Problem statement
The required output is every record, written out exactly.

Extracted records
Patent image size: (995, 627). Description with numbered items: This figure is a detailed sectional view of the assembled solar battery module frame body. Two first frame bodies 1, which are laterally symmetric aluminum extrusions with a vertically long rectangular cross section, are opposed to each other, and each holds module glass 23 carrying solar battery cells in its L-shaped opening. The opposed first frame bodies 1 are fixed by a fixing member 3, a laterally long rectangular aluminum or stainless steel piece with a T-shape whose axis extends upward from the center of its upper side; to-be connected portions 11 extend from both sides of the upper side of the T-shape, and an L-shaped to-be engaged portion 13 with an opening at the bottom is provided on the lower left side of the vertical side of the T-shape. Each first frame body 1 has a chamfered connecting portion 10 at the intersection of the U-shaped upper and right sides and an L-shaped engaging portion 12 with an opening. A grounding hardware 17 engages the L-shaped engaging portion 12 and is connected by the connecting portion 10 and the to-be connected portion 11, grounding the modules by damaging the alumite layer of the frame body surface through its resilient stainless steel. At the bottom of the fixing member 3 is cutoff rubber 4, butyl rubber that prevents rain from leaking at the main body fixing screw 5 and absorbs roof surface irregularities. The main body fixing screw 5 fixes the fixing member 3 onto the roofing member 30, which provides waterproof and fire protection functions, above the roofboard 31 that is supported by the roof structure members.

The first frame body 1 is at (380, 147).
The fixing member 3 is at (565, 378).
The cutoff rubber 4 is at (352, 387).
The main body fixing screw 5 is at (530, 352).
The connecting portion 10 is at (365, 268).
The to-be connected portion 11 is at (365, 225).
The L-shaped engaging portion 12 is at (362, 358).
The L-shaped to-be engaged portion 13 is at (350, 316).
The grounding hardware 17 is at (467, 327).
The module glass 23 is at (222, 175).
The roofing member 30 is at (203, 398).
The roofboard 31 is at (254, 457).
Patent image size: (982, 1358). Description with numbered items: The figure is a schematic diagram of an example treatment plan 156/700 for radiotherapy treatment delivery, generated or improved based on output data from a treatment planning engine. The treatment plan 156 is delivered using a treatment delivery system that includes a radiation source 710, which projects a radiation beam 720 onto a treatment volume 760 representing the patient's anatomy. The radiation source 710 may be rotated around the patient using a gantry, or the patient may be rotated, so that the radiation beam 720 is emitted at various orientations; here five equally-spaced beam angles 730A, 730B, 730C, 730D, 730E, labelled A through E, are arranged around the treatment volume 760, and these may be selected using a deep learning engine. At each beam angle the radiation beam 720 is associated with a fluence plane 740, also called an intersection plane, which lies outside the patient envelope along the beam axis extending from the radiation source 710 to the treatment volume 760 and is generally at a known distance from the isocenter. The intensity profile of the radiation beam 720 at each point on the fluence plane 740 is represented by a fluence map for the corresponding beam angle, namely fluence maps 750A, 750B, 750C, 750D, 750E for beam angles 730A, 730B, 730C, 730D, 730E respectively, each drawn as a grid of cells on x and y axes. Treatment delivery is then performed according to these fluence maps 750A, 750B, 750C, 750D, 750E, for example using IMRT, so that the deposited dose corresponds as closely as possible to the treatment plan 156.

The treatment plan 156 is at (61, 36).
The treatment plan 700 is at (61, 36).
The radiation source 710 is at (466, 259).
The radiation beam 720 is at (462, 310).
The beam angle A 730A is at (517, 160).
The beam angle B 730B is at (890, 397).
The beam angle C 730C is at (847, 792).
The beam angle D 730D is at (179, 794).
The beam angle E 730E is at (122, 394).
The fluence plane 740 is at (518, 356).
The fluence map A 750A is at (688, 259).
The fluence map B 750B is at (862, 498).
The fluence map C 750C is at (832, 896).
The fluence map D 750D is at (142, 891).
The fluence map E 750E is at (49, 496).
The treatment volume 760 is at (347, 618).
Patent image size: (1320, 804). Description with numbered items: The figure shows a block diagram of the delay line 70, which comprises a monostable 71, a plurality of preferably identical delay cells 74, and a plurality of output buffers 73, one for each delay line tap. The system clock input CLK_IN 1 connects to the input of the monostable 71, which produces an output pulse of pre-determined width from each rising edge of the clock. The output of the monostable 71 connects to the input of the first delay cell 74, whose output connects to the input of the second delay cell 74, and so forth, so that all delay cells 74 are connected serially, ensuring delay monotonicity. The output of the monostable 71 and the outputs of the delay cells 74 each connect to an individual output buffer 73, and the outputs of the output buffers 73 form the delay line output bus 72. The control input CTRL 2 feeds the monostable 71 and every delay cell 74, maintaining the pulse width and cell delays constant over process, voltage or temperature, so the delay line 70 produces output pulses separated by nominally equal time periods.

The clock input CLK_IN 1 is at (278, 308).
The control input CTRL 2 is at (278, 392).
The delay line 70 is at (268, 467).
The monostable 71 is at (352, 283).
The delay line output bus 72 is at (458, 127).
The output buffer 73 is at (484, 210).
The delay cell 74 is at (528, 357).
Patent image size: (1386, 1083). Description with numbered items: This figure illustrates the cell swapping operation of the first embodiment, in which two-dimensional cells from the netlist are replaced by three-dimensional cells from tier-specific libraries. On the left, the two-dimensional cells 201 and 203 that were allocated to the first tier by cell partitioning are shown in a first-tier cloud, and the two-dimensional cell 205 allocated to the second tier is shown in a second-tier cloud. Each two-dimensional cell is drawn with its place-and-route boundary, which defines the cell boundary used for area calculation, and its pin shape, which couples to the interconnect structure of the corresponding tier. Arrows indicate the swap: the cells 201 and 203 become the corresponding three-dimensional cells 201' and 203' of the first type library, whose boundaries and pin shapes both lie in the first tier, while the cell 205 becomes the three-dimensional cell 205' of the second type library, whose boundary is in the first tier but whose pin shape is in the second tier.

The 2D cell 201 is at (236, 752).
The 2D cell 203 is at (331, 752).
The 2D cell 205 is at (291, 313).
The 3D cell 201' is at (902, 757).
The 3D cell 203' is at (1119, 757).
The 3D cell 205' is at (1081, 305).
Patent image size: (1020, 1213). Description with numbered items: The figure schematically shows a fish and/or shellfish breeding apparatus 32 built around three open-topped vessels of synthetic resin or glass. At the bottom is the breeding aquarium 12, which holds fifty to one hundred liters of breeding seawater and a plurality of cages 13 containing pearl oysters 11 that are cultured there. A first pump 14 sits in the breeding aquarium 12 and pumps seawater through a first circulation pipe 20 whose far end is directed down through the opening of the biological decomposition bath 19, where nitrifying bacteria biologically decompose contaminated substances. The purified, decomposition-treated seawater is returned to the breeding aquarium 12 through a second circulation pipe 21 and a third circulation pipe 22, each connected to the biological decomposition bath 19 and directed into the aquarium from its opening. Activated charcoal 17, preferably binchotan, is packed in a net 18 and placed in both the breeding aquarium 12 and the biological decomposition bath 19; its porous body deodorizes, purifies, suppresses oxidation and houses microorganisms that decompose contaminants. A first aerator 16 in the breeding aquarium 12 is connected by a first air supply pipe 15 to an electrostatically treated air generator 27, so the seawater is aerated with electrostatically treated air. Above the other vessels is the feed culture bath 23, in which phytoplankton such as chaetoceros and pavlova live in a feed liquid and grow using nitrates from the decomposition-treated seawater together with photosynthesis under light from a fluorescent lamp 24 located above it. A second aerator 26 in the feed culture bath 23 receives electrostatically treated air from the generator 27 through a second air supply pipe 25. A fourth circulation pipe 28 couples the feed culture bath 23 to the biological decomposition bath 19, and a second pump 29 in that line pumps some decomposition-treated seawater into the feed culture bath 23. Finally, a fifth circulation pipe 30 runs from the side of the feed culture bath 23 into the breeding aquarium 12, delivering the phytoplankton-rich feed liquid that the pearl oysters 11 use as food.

Answer to the exercise
Patent image size: (995, 627). Description with numbered items: This figure is a detailed sectional view of the assembled solar battery module frame body. Two first frame bodies 1, which are laterally symmetric aluminum extrusions with a vertically long rectangular cross section, are opposed to each other, and each holds module glass 23 carrying solar battery cells in its L-shaped opening. The opposed first frame bodies 1 are fixed by a fixing member 3, a laterally long rectangular aluminum or stainless steel piece with a T-shape whose axis extends upward from the center of its upper side; to-be connected portions 11 extend from both sides of the upper side of the T-shape, and an L-shaped to-be engaged portion 13 with an opening at the bottom is provided on the lower left side of the vertical side of the T-shape. Each first frame body 1 has a chamfered connecting portion 10 at the intersection of the U-shaped upper and right sides and an L-shaped engaging portion 12 with an opening. A grounding hardware 17 engages the L-shaped engaging portion 12 and is connected by the connecting portion 10 and the to-be connected portion 11, grounding the modules by damaging the alumite layer of the frame body surface through its resilient stainless steel. At the bottom of the fixing member 3 is cutoff rubber 4, butyl rubber that prevents rain from leaking at the main body fixing screw 5 and absorbs roof surface irregularities. The main body fixing screw 5 fixes the fixing member 3 onto the roofing member 30, which provides waterproof and fire protection functions, above the roofboard 31 that is supported by the roof structure members.

The first frame body 1 is at (380, 147).
The fixing member 3 is at (565, 378).
The cutoff rubber 4 is at (352, 387).
The main body fixing screw 5 is at (530, 352).
The connecting portion 10 is at (365, 268).
The to-be connected portion 11 is at (365, 225).
The L-shaped engaging portion 12 is at (362, 358).
The L-shaped to-be engaged portion 13 is at (350, 316).
The grounding hardware 17 is at (467, 327).
The module glass 23 is at (222, 175).
The roofing member 30 is at (203, 398).
The roofboard 31 is at (254, 457).
Patent image size: (982, 1358). Description with numbered items: The figure is a schematic diagram of an example treatment plan 156/700 for radiotherapy treatment delivery, generated or improved based on output data from a treatment planning engine. The treatment plan 156 is delivered using a treatment delivery system that includes a radiation source 710, which projects a radiation beam 720 onto a treatment volume 760 representing the patient's anatomy. The radiation source 710 may be rotated around the patient using a gantry, or the patient may be rotated, so that the radiation beam 720 is emitted at various orientations; here five equally-spaced beam angles 730A, 730B, 730C, 730D, 730E, labelled A through E, are arranged around the treatment volume 760, and these may be selected using a deep learning engine. At each beam angle the radiation beam 720 is associated with a fluence plane 740, also called an intersection plane, which lies outside the patient envelope along the beam axis extending from the radiation source 710 to the treatment volume 760 and is generally at a known distance from the isocenter. The intensity profile of the radiation beam 720 at each point on the fluence plane 740 is represented by a fluence map for the corresponding beam angle, namely fluence maps 750A, 750B, 750C, 750D, 750E for beam angles 730A, 730B, 730C, 730D, 730E respectively, each drawn as a grid of cells on x and y axes. Treatment delivery is then performed according to these fluence maps 750A, 750B, 750C, 750D, 750E, for example using IMRT, so that the deposited dose corresponds as closely as possible to the treatment plan 156.

The treatment plan 156 is at (61, 36).
The treatment plan 700 is at (61, 36).
The radiation source 710 is at (466, 259).
The radiation beam 720 is at (462, 310).
The beam angle A 730A is at (517, 160).
The beam angle B 730B is at (890, 397).
The beam angle C 730C is at (847, 792).
The beam angle D 730D is at (179, 794).
The beam angle E 730E is at (122, 394).
The fluence plane 740 is at (518, 356).
The fluence map A 750A is at (688, 259).
The fluence map B 750B is at (862, 498).
The fluence map C 750C is at (832, 896).
The fluence map D 750D is at (142, 891).
The fluence map E 750E is at (49, 496).
The treatment volume 760 is at (347, 618).
Patent image size: (1320, 804). Description with numbered items: The figure shows a block diagram of the delay line 70, which comprises a monostable 71, a plurality of preferably identical delay cells 74, and a plurality of output buffers 73, one for each delay line tap. The system clock input CLK_IN 1 connects to the input of the monostable 71, which produces an output pulse of pre-determined width from each rising edge of the clock. The output of the monostable 71 connects to the input of the first delay cell 74, whose output connects to the input of the second delay cell 74, and so forth, so that all delay cells 74 are connected serially, ensuring delay monotonicity. The output of the monostable 71 and the outputs of the delay cells 74 each connect to an individual output buffer 73, and the outputs of the output buffers 73 form the delay line output bus 72. The control input CTRL 2 feeds the monostable 71 and every delay cell 74, maintaining the pulse width and cell delays constant over process, voltage or temperature, so the delay line 70 produces output pulses separated by nominally equal time periods.

The clock input CLK_IN 1 is at (278, 308).
The control input CTRL 2 is at (278, 392).
The delay line 70 is at (268, 467).
The monostable 71 is at (352, 283).
The delay line output bus 72 is at (458, 127).
The output buffer 73 is at (484, 210).
The delay cell 74 is at (528, 357).
Patent image size: (1386, 1083). Description with numbered items: This figure illustrates the cell swapping operation of the first embodiment, in which two-dimensional cells from the netlist are replaced by three-dimensional cells from tier-specific libraries. On the left, the two-dimensional cells 201 and 203 that were allocated to the first tier by cell partitioning are shown in a first-tier cloud, and the two-dimensional cell 205 allocated to the second tier is shown in a second-tier cloud. Each two-dimensional cell is drawn with its place-and-route boundary, which defines the cell boundary used for area calculation, and its pin shape, which couples to the interconnect structure of the corresponding tier. Arrows indicate the swap: the cells 201 and 203 become the corresponding three-dimensional cells 201' and 203' of the first type library, whose boundaries and pin shapes both lie in the first tier, while the cell 205 becomes the three-dimensional cell 205' of the second type library, whose boundary is in the first tier but whose pin shape is in the second tier.

The 2D cell 201 is at (236, 752).
The 2D cell 203 is at (331, 752).
The 2D cell 205 is at (291, 313).
The 3D cell 201' is at (902, 757).
The 3D cell 203' is at (1119, 757).
The 3D cell 205' is at (1081, 305).
Patent image size: (1020, 1213). Description with numbered items: The figure schematically shows a fish and/or shellfish breeding apparatus 32 built around three open-topped vessels of synthetic resin or glass. At the bottom is the breeding aquarium 12, which holds fifty to one hundred liters of breeding seawater and a plurality of cages 13 containing pearl oysters 11 that are cultured there. A first pump 14 sits in the breeding aquarium 12 and pumps seawater through a first circulation pipe 20 whose far end is directed down through the opening of the biological decomposition bath 19, where nitrifying bacteria biologically decompose contaminated substances. The purified, decomposition-treated seawater is returned to the breeding aquarium 12 through a second circulation pipe 21 and a third circulation pipe 22, each connected to the biological decomposition bath 19 and directed into the aquarium from its opening. Activated charcoal 17, preferably binchotan, is packed in a net 18 and placed in both the breeding aquarium 12 and the biological decomposition bath 19; its porous body deodorizes, purifies, suppresses oxidation and houses microorganisms that decompose contaminants. A first aerator 16 in the breeding aquarium 12 is connected by a first air supply pipe 15 to an electrostatically treated air generator 27, so the seawater is aerated with electrostatically treated air. Above the other vessels is the feed culture bath 23, in which phytoplankton such as chaetoceros and pavlova live in a feed liquid and grow using nitrates from the decomposition-treated seawater together with photosynthesis under light from a fluorescent lamp 24 located above it. A second aerator 26 in the feed culture bath 23 receives electrostatically treated air from the generator 27 through a second air supply pipe 25. A fourth circulation pipe 28 couples the feed culture bath 23 to the biological decomposition bath 19, and a second pump 29 in that line pumps some decomposition-treated seawater into the feed culture bath 23. Finally, a fifth circulation pipe 30 runs from the side of the feed culture bath 23 into the breeding aquarium 12, delivering the phytoplankton-rich feed liquid that the pearl oysters 11 use as food.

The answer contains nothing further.